> _Your instructions_
Every record below is to be retyped exactly.

BEGIN Record list

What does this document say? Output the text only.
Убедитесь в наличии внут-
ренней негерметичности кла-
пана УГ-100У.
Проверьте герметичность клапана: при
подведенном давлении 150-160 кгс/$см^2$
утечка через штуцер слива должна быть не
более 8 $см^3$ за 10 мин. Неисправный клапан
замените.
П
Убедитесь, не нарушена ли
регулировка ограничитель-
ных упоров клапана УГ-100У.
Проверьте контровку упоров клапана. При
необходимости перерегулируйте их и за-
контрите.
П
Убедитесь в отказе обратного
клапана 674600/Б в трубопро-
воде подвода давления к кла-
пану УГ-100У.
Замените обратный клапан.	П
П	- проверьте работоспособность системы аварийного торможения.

END Record list

> _Exercise response_
What does this document say? Output the text only.
Убедитесь в наличии внут-
ренней негерметичности кла-
пана УГ-100У.
Проверьте герметичность клапана: при
подведенном давлении 150-160 кгс/$см^2$
утечка через штуцер слива должна быть не
более 8 $см^3$ за 10 мин. Неисправный клапан
замените.
П
Убедитесь, не нарушена ли
регулировка ограничитель-
ных упоров клапана УГ-100У.
Проверьте контровку упоров клапана. При
необходимости перерегулируйте их и за-
контрите.
П
Убедитесь в отказе обратного
клапана 674600/Б в трубопро-
воде подвода давления к кла-
пану УГ-100У.
Замените обратный клапан.	П
П	- проверьте работоспособность системы аварийного торможения.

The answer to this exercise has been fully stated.